Instruction → Without altering anything, repeat each of the records.

========================================

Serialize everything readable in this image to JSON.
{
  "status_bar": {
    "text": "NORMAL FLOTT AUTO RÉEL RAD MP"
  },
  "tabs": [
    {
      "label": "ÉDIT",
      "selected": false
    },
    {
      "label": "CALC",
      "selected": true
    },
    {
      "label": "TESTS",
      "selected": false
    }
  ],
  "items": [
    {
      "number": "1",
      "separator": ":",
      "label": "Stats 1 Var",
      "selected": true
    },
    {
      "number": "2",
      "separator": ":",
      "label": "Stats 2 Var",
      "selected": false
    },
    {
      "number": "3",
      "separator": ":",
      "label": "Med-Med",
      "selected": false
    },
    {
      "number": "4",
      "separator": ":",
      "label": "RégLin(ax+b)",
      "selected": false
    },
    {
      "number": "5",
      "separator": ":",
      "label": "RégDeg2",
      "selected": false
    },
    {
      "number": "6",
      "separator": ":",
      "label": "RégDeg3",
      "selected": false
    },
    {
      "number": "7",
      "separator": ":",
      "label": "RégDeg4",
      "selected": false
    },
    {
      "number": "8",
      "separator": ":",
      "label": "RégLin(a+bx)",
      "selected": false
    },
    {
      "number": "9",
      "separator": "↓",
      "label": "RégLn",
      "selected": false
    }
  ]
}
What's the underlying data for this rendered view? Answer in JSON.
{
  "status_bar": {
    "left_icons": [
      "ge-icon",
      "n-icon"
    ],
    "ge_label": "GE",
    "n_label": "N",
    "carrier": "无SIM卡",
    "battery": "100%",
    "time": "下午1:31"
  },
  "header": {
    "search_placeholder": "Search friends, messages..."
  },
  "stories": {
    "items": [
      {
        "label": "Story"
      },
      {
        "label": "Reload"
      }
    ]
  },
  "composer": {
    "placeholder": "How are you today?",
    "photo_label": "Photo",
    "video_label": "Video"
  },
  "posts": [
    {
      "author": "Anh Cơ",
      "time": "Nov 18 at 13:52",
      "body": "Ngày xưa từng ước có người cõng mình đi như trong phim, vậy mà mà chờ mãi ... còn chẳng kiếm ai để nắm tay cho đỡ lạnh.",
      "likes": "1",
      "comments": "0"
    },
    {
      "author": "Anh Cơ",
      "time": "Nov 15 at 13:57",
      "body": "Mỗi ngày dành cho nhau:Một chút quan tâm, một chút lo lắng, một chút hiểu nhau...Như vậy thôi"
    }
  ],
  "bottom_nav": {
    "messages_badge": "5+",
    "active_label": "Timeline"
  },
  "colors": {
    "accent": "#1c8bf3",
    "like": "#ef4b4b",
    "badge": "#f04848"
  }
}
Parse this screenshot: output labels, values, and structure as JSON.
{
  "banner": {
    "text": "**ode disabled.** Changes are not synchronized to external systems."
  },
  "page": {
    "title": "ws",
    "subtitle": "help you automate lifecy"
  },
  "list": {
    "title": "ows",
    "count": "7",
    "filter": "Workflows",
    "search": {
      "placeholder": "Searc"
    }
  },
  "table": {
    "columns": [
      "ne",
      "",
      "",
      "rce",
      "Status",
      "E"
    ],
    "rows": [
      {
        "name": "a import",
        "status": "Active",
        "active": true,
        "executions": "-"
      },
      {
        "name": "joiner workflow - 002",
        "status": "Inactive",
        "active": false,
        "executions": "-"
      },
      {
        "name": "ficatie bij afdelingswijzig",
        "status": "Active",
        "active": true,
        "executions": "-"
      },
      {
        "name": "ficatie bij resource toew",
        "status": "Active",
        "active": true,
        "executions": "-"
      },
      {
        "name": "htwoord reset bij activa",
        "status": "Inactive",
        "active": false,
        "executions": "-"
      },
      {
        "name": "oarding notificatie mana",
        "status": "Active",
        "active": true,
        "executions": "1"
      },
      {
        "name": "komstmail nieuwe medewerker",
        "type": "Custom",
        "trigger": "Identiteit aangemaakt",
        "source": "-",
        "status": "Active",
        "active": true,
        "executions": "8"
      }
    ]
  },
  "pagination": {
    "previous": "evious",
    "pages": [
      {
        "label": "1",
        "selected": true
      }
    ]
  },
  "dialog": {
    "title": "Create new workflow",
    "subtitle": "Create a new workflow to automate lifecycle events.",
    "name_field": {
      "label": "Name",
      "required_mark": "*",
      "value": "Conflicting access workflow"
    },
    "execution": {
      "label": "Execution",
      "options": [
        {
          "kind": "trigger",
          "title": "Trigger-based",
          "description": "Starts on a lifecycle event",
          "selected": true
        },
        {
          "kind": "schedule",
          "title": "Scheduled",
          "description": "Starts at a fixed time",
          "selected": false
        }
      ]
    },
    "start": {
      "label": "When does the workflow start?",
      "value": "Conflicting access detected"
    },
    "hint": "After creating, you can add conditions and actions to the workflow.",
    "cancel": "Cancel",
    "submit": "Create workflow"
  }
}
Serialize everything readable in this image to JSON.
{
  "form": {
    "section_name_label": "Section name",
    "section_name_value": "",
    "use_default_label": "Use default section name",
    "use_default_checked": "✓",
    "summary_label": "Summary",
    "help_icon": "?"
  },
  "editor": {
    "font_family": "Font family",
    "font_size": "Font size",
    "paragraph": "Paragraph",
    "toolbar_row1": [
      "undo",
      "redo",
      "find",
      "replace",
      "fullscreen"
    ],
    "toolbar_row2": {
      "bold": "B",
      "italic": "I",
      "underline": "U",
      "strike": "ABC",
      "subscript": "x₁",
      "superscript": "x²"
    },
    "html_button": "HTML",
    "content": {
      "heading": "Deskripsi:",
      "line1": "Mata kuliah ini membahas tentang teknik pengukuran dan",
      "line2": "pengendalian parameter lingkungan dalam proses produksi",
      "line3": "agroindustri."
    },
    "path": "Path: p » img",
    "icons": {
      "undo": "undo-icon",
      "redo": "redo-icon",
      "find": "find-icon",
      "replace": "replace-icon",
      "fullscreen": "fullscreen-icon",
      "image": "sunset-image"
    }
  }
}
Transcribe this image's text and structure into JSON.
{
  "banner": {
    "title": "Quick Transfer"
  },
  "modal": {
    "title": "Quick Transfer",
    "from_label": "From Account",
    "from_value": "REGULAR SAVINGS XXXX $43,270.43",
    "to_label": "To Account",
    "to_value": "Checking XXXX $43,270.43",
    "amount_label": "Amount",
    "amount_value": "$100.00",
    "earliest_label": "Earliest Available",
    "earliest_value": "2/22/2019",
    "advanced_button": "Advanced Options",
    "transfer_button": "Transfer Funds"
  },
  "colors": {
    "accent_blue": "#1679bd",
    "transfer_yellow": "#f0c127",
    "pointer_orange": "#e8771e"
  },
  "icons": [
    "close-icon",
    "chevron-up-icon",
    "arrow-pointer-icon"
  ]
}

========================================

Solution for this problem →
Serialize everything readable in this image to JSON.
{
  "status_bar": {
    "text": "NORMAL FLOTT AUTO RÉEL RAD MP"
  },
  "tabs": [
    {
      "label": "ÉDIT",
      "selected": false
    },
    {
      "label": "CALC",
      "selected": true
    },
    {
      "label": "TESTS",
      "selected": false
    }
  ],
  "items": [
    {
      "number": "1",
      "separator": ":",
      "label": "Stats 1 Var",
      "selected": true
    },
    {
      "number": "2",
      "separator": ":",
      "label": "Stats 2 Var",
      "selected": false
    },
    {
      "number": "3",
      "separator": ":",
      "label": "Med-Med",
      "selected": false
    },
    {
      "number": "4",
      "separator": ":",
      "label": "RégLin(ax+b)",
      "selected": false
    },
    {
      "number": "5",
      "separator": ":",
      "label": "RégDeg2",
      "selected": false
    },
    {
      "number": "6",
      "separator": ":",
      "label": "RégDeg3",
      "selected": false
    },
    {
      "number": "7",
      "separator": ":",
      "label": "RégDeg4",
      "selected": false
    },
    {
      "number": "8",
      "separator": ":",
      "label": "RégLin(a+bx)",
      "selected": false
    },
    {
      "number": "9",
      "separator": "↓",
      "label": "RégLn",
      "selected": false
    }
  ]
}
What's the underlying data for this rendered view? Answer in JSON.
{
  "status_bar": {
    "left_icons": [
      "ge-icon",
      "n-icon"
    ],
    "ge_label": "GE",
    "n_label": "N",
    "carrier": "无SIM卡",
    "battery": "100%",
    "time": "下午1:31"
  },
  "header": {
    "search_placeholder": "Search friends, messages..."
  },
  "stories": {
    "items": [
      {
        "label": "Story"
      },
      {
        "label": "Reload"
      }
    ]
  },
  "composer": {
    "placeholder": "How are you today?",
    "photo_label": "Photo",
    "video_label": "Video"
  },
  "posts": [
    {
      "author": "Anh Cơ",
      "time": "Nov 18 at 13:52",
      "body": "Ngày xưa từng ước có người cõng mình đi như trong phim, vậy mà mà chờ mãi ... còn chẳng kiếm ai để nắm tay cho đỡ lạnh.",
      "likes": "1",
      "comments": "0"
    },
    {
      "author": "Anh Cơ",
      "time": "Nov 15 at 13:57",
      "body": "Mỗi ngày dành cho nhau:Một chút quan tâm, một chút lo lắng, một chút hiểu nhau...Như vậy thôi"
    }
  ],
  "bottom_nav": {
    "messages_badge": "5+",
    "active_label": "Timeline"
  },
  "colors": {
    "accent": "#1c8bf3",
    "like": "#ef4b4b",
    "badge": "#f04848"
  }
}
Parse this screenshot: output labels, values, and structure as JSON.
{
  "banner": {
    "text": "**ode disabled.** Changes are not synchronized to external systems."
  },
  "page": {
    "title": "ws",
    "subtitle": "help you automate lifecy"
  },
  "list": {
    "title": "ows",
    "count": "7",
    "filter": "Workflows",
    "search": {
      "placeholder": "Searc"
    }
  },
  "table": {
    "columns": [
      "ne",
      "",
      "",
      "rce",
      "Status",
      "E"
    ],
    "rows": [
      {
        "name": "a import",
        "status": "Active",
        "active": true,
        "executions": "-"
      },
      {
        "name": "joiner workflow - 002",
        "status": "Inactive",
        "active": false,
        "executions": "-"
      },
      {
        "name": "ficatie bij afdelingswijzig",
        "status": "Active",
        "active": true,
        "executions": "-"
      },
      {
        "name": "ficatie bij resource toew",
        "status": "Active",
        "active": true,
        "executions": "-"
      },
      {
        "name": "htwoord reset bij activa",
        "status": "Inactive",
        "active": false,
        "executions": "-"
      },
      {
        "name": "oarding notificatie mana",
        "status": "Active",
        "active": true,
        "executions": "1"
      },
      {
        "name": "komstmail nieuwe medewerker",
        "type": "Custom",
        "trigger": "Identiteit aangemaakt",
        "source": "-",
        "status": "Active",
        "active": true,
        "executions": "8"
      }
    ]
  },
  "pagination": {
    "previous": "evious",
    "pages": [
      {
        "label": "1",
        "selected": true
      }
    ]
  },
  "dialog": {
    "title": "Create new workflow",
    "subtitle": "Create a new workflow to automate lifecycle events.",
    "name_field": {
      "label": "Name",
      "required_mark": "*",
      "value": "Conflicting access workflow"
    },
    "execution": {
      "label": "Execution",
      "options": [
        {
          "kind": "trigger",
          "title": "Trigger-based",
          "description": "Starts on a lifecycle event",
          "selected": true
        },
        {
          "kind": "schedule",
          "title": "Scheduled",
          "description": "Starts at a fixed time",
          "selected": false
        }
      ]
    },
    "start": {
      "label": "When does the workflow start?",
      "value": "Conflicting access detected"
    },
    "hint": "After creating, you can add conditions and actions to the workflow.",
    "cancel": "Cancel",
    "submit": "Create workflow"
  }
}
Serialize everything readable in this image to JSON.
{
  "form": {
    "section_name_label": "Section name",
    "section_name_value": "",
    "use_default_label": "Use default section name",
    "use_default_checked": "✓",
    "summary_label": "Summary",
    "help_icon": "?"
  },
  "editor": {
    "font_family": "Font family",
    "font_size": "Font size",
    "paragraph": "Paragraph",
    "toolbar_row1": [
      "undo",
      "redo",
      "find",
      "replace",
      "fullscreen"
    ],
    "toolbar_row2": {
      "bold": "B",
      "italic": "I",
      "underline": "U",
      "strike": "ABC",
      "subscript": "x₁",
      "superscript": "x²"
    },
    "html_button": "HTML",
    "content": {
      "heading": "Deskripsi:",
      "line1": "Mata kuliah ini membahas tentang teknik pengukuran dan",
      "line2": "pengendalian parameter lingkungan dalam proses produksi",
      "line3": "agroindustri."
    },
    "path": "Path: p » img",
    "icons": {
      "undo": "undo-icon",
      "redo": "redo-icon",
      "find": "find-icon",
      "replace": "replace-icon",
      "fullscreen": "fullscreen-icon",
      "image": "sunset-image"
    }
  }
}
Transcribe this image's text and structure into JSON.
{
  "banner": {
    "title": "Quick Transfer"
  },
  "modal": {
    "title": "Quick Transfer",
    "from_label": "From Account",
    "from_value": "REGULAR SAVINGS XXXX $43,270.43",
    "to_label": "To Account",
    "to_value": "Checking XXXX $43,270.43",
    "amount_label": "Amount",
    "amount_value": "$100.00",
    "earliest_label": "Earliest Available",
    "earliest_value": "2/22/2019",
    "advanced_button": "Advanced Options",
    "transfer_button": "Transfer Funds"
  },
  "colors": {
    "accent_blue": "#1679bd",
    "transfer_yellow": "#f0c127",
    "pointer_orange": "#e8771e"
  },
  "icons": [
    "close-icon",
    "chevron-up-icon",
    "arrow-pointer-icon"
  ]
}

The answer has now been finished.